### PROBLEM STATEMENT
Without altering anything, repeat each of the records.

⟨

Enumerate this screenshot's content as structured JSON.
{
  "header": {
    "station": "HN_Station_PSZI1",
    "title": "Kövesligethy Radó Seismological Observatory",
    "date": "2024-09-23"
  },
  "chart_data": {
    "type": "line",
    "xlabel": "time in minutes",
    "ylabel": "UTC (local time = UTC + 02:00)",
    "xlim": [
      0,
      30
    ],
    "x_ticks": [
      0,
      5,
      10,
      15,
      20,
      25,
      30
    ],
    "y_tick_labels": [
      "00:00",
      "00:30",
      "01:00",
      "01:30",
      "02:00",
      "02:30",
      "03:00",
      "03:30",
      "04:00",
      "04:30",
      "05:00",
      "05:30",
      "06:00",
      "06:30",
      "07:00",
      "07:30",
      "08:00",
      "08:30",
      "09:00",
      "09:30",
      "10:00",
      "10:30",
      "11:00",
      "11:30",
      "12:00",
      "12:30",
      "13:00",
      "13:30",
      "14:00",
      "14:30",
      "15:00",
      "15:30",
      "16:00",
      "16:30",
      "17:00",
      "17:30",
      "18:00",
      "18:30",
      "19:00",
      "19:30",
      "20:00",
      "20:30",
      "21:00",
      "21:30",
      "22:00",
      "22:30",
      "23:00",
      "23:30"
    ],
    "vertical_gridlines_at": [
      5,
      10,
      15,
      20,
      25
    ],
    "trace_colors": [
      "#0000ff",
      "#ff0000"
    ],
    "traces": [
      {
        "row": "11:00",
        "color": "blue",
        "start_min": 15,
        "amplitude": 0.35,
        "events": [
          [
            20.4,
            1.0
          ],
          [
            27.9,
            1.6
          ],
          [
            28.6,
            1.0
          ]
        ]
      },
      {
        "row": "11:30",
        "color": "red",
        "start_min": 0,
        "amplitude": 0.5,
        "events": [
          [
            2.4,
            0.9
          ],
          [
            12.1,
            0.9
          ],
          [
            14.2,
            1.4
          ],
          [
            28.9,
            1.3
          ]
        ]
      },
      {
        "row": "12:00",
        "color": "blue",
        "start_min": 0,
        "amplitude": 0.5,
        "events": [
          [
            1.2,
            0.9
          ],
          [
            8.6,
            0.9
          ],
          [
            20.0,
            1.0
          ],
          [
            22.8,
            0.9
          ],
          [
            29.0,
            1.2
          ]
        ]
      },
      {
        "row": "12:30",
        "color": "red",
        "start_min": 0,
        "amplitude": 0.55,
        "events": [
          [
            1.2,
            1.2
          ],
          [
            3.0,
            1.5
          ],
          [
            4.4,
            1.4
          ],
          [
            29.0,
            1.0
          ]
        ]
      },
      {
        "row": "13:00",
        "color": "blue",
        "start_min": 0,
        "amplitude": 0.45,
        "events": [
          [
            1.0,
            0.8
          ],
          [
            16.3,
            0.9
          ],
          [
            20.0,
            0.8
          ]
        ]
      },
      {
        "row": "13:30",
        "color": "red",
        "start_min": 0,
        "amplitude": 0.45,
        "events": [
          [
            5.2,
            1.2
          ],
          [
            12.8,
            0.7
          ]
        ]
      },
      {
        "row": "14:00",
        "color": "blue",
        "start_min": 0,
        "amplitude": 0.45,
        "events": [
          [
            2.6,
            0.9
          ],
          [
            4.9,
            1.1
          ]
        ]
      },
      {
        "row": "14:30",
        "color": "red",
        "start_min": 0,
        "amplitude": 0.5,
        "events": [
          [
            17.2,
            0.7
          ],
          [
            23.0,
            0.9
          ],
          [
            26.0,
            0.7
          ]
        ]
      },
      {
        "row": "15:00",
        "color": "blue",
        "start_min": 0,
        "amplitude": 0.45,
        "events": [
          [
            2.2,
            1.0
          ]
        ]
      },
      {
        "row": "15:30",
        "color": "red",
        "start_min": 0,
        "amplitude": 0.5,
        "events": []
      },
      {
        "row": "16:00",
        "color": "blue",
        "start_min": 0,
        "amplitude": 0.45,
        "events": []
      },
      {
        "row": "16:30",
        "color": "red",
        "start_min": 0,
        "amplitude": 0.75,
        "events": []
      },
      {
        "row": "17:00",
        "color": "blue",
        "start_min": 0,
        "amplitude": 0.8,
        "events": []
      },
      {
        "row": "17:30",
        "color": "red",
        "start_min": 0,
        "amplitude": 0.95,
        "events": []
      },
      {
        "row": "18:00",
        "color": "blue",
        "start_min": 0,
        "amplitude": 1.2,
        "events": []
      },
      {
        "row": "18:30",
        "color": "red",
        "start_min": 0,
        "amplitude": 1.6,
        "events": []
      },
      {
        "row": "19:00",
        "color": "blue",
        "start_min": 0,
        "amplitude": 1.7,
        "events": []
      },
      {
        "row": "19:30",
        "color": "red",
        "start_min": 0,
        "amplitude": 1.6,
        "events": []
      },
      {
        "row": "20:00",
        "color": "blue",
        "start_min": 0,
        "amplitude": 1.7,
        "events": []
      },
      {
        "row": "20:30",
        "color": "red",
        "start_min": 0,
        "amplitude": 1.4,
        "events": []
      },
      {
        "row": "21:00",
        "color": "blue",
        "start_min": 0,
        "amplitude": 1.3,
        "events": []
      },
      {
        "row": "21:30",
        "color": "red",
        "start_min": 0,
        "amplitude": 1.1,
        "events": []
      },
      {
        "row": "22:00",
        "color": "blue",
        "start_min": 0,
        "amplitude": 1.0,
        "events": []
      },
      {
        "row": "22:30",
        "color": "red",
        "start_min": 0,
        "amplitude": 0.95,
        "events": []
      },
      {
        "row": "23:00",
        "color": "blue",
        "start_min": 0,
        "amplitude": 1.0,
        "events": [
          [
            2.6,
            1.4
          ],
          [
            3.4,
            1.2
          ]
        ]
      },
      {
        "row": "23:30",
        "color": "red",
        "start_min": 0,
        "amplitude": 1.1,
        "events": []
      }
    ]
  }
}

⟩

### THE COMPLETED TASK
Enumerate this screenshot's content as structured JSON.
{
  "header": {
    "station": "HN_Station_PSZI1",
    "title": "Kövesligethy Radó Seismological Observatory",
    "date": "2024-09-23"
  },
  "chart_data": {
    "type": "line",
    "xlabel": "time in minutes",
    "ylabel": "UTC (local time = UTC + 02:00)",
    "xlim": [
      0,
      30
    ],
    "x_ticks": [
      0,
      5,
      10,
      15,
      20,
      25,
      30
    ],
    "y_tick_labels": [
      "00:00",
      "00:30",
      "01:00",
      "01:30",
      "02:00",
      "02:30",
      "03:00",
      "03:30",
      "04:00",
      "04:30",
      "05:00",
      "05:30",
      "06:00",
      "06:30",
      "07:00",
      "07:30",
      "08:00",
      "08:30",
      "09:00",
      "09:30",
      "10:00",
      "10:30",
      "11:00",
      "11:30",
      "12:00",
      "12:30",
      "13:00",
      "13:30",
      "14:00",
      "14:30",
      "15:00",
      "15:30",
      "16:00",
      "16:30",
      "17:00",
      "17:30",
      "18:00",
      "18:30",
      "19:00",
      "19:30",
      "20:00",
      "20:30",
      "21:00",
      "21:30",
      "22:00",
      "22:30",
      "23:00",
      "23:30"
    ],
    "vertical_gridlines_at": [
      5,
      10,
      15,
      20,
      25
    ],
    "trace_colors": [
      "#0000ff",
      "#ff0000"
    ],
    "traces": [
      {
        "row": "11:00",
        "color": "blue",
        "start_min": 15,
        "amplitude": 0.35,
        "events": [
          [
            20.4,
            1.0
          ],
          [
            27.9,
            1.6
          ],
          [
            28.6,
            1.0
          ]
        ]
      },
      {
        "row": "11:30",
        "color": "red",
        "start_min": 0,
        "amplitude": 0.5,
        "events": [
          [
            2.4,
            0.9
          ],
          [
            12.1,
            0.9
          ],
          [
            14.2,
            1.4
          ],
          [
            28.9,
            1.3
          ]
        ]
      },
      {
        "row": "12:00",
        "color": "blue",
        "start_min": 0,
        "amplitude": 0.5,
        "events": [
          [
            1.2,
            0.9
          ],
          [
            8.6,
            0.9
          ],
          [
            20.0,
            1.0
          ],
          [
            22.8,
            0.9
          ],
          [
            29.0,
            1.2
          ]
        ]
      },
      {
        "row": "12:30",
        "color": "red",
        "start_min": 0,
        "amplitude": 0.55,
        "events": [
          [
            1.2,
            1.2
          ],
          [
            3.0,
            1.5
          ],
          [
            4.4,
            1.4
          ],
          [
            29.0,
            1.0
          ]
        ]
      },
      {
        "row": "13:00",
        "color": "blue",
        "start_min": 0,
        "amplitude": 0.45,
        "events": [
          [
            1.0,
            0.8
          ],
          [
            16.3,
            0.9
          ],
          [
            20.0,
            0.8
          ]
        ]
      },
      {
        "row": "13:30",
        "color": "red",
        "start_min": 0,
        "amplitude": 0.45,
        "events": [
          [
            5.2,
            1.2
          ],
          [
            12.8,
            0.7
          ]
        ]
      },
      {
        "row": "14:00",
        "color": "blue",
        "start_min": 0,
        "amplitude": 0.45,
        "events": [
          [
            2.6,
            0.9
          ],
          [
            4.9,
            1.1
          ]
        ]
      },
      {
        "row": "14:30",
        "color": "red",
        "start_min": 0,
        "amplitude": 0.5,
        "events": [
          [
            17.2,
            0.7
          ],
          [
            23.0,
            0.9
          ],
          [
            26.0,
            0.7
          ]
        ]
      },
      {
        "row": "15:00",
        "color": "blue",
        "start_min": 0,
        "amplitude": 0.45,
        "events": [
          [
            2.2,
            1.0
          ]
        ]
      },
      {
        "row": "15:30",
        "color": "red",
        "start_min": 0,
        "amplitude": 0.5,
        "events": []
      },
      {
        "row": "16:00",
        "color": "blue",
        "start_min": 0,
        "amplitude": 0.45,
        "events": []
      },
      {
        "row": "16:30",
        "color": "red",
        "start_min": 0,
        "amplitude": 0.75,
        "events": []
      },
      {
        "row": "17:00",
        "color": "blue",
        "start_min": 0,
        "amplitude": 0.8,
        "events": []
      },
      {
        "row": "17:30",
        "color": "red",
        "start_min": 0,
        "amplitude": 0.95,
        "events": []
      },
      {
        "row": "18:00",
        "color": "blue",
        "start_min": 0,
        "amplitude": 1.2,
        "events": []
      },
      {
        "row": "18:30",
        "color": "red",
        "start_min": 0,
        "amplitude": 1.6,
        "events": []
      },
      {
        "row": "19:00",
        "color": "blue",
        "start_min": 0,
        "amplitude": 1.7,
        "events": []
      },
      {
        "row": "19:30",
        "color": "red",
        "start_min": 0,
        "amplitude": 1.6,
        "events": []
      },
      {
        "row": "20:00",
        "color": "blue",
        "start_min": 0,
        "amplitude": 1.7,
        "events": []
      },
      {
        "row": "20:30",
        "color": "red",
        "start_min": 0,
        "amplitude": 1.4,
        "events": []
      },
      {
        "row": "21:00",
        "color": "blue",
        "start_min": 0,
        "amplitude": 1.3,
        "events": []
      },
      {
        "row": "21:30",
        "color": "red",
        "start_min": 0,
        "amplitude": 1.1,
        "events": []
      },
      {
        "row": "22:00",
        "color": "blue",
        "start_min": 0,
        "amplitude": 1.0,
        "events": []
      },
      {
        "row": "22:30",
        "color": "red",
        "start_min": 0,
        "amplitude": 0.95,
        "events": []
      },
      {
        "row": "23:00",
        "color": "blue",
        "start_min": 0,
        "amplitude": 1.0,
        "events": [
          [
            2.6,
            1.4
          ],
          [
            3.4,
            1.2
          ]
        ]
      },
      {
        "row": "23:30",
        "color": "red",
        "start_min": 0,
        "amplitude": 1.1,
        "events": []
      }
    ]
  }
}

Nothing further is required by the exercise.